◆ **What you will do**: Exactly how many lines have the word "Total"? Answer with the bare number.

** Start of Raw records **

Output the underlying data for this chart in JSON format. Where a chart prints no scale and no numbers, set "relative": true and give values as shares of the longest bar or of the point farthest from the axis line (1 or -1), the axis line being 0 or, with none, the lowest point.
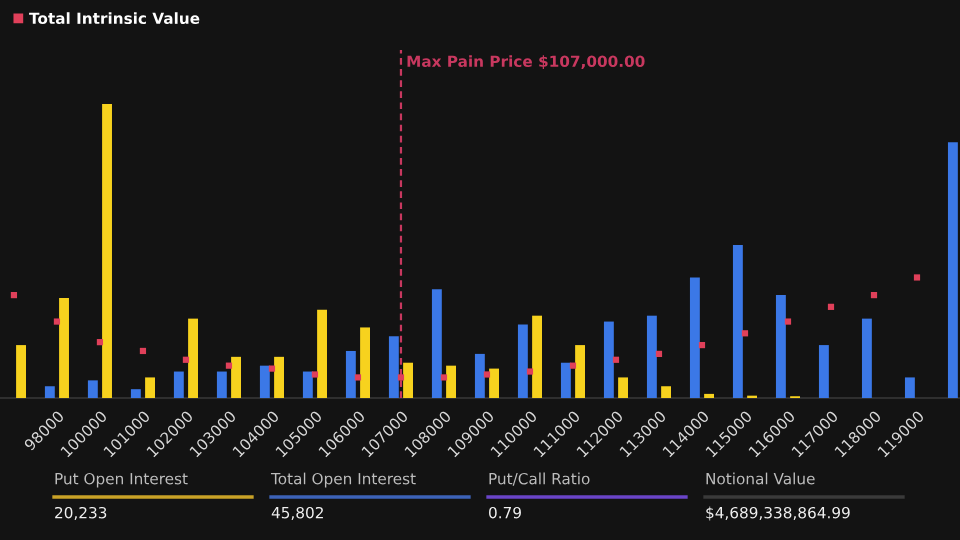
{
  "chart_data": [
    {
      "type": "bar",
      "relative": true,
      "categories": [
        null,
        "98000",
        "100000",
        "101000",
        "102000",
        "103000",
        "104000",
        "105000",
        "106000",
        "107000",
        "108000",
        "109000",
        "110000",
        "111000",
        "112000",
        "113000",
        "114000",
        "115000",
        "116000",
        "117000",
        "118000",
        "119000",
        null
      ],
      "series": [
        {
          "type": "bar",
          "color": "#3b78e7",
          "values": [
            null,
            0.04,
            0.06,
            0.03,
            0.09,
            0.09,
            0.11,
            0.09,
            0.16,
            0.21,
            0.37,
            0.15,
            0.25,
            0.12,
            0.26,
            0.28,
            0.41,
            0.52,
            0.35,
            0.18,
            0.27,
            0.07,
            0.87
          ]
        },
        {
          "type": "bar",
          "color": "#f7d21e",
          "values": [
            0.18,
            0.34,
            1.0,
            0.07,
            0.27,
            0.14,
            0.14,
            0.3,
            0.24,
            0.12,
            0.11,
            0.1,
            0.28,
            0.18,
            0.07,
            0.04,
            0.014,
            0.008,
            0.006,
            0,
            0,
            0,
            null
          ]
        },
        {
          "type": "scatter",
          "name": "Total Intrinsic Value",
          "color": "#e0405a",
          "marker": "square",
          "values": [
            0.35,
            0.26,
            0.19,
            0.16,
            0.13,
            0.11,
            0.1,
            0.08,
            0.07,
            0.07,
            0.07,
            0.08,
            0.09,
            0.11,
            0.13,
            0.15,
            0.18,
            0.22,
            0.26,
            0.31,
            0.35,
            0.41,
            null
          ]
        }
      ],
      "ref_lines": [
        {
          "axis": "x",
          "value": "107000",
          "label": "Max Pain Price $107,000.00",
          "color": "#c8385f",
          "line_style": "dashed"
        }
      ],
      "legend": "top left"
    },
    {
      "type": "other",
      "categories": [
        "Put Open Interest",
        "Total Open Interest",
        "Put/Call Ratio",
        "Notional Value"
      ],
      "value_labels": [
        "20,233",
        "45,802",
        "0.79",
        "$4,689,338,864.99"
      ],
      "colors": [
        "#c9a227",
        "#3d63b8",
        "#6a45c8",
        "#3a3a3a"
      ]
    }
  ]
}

** End of Raw records **
** Start of Raw records **

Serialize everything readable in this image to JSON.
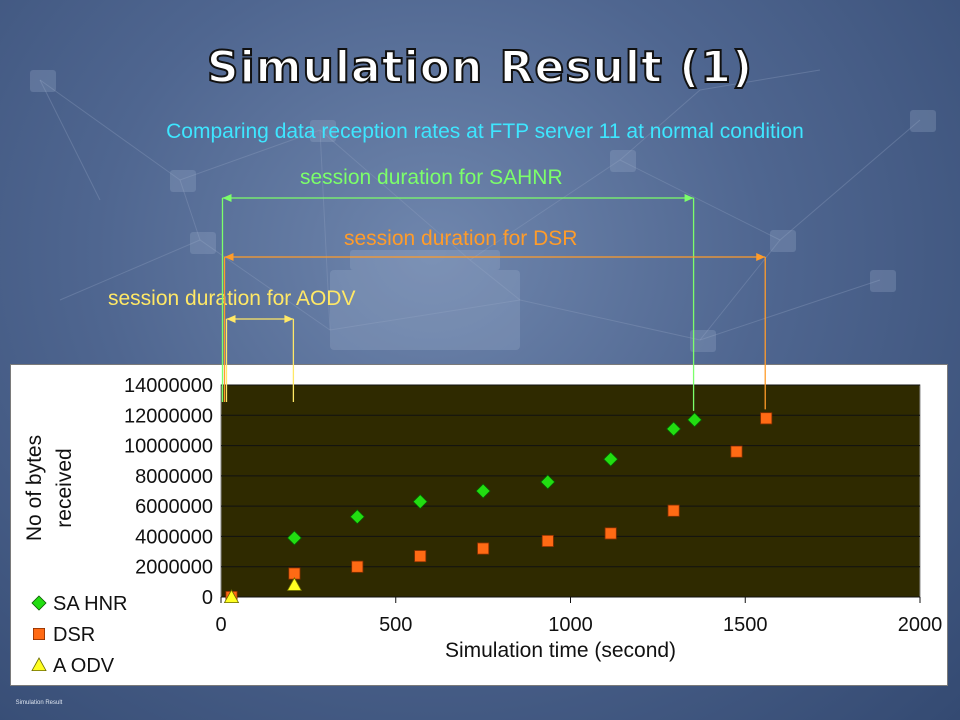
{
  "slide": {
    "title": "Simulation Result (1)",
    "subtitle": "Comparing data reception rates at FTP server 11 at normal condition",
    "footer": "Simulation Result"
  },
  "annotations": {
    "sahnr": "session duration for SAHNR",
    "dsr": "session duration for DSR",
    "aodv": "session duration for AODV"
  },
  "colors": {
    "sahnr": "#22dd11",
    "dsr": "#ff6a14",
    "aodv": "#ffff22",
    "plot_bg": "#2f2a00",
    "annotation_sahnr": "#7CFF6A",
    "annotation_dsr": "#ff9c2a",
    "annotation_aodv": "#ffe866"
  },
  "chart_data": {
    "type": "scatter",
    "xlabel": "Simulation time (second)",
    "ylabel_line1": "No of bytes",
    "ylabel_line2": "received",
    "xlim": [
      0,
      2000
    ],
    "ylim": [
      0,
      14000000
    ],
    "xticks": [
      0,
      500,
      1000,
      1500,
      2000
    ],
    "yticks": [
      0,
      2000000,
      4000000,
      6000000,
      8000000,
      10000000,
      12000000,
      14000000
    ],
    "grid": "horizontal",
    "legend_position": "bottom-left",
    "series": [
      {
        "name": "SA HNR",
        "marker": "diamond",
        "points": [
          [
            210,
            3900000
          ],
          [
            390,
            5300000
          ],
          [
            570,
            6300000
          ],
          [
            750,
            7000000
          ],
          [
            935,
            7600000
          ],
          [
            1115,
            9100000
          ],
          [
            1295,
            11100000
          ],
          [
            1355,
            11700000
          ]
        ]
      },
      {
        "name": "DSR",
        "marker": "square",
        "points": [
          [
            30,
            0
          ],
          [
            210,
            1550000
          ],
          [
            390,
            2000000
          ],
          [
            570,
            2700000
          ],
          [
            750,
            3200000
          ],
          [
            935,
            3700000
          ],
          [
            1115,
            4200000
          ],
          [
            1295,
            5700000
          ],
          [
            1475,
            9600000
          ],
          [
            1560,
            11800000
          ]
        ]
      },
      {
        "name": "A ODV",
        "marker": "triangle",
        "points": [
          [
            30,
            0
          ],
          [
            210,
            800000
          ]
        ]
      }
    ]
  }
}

** End of Raw records **

◆ **Result**: 2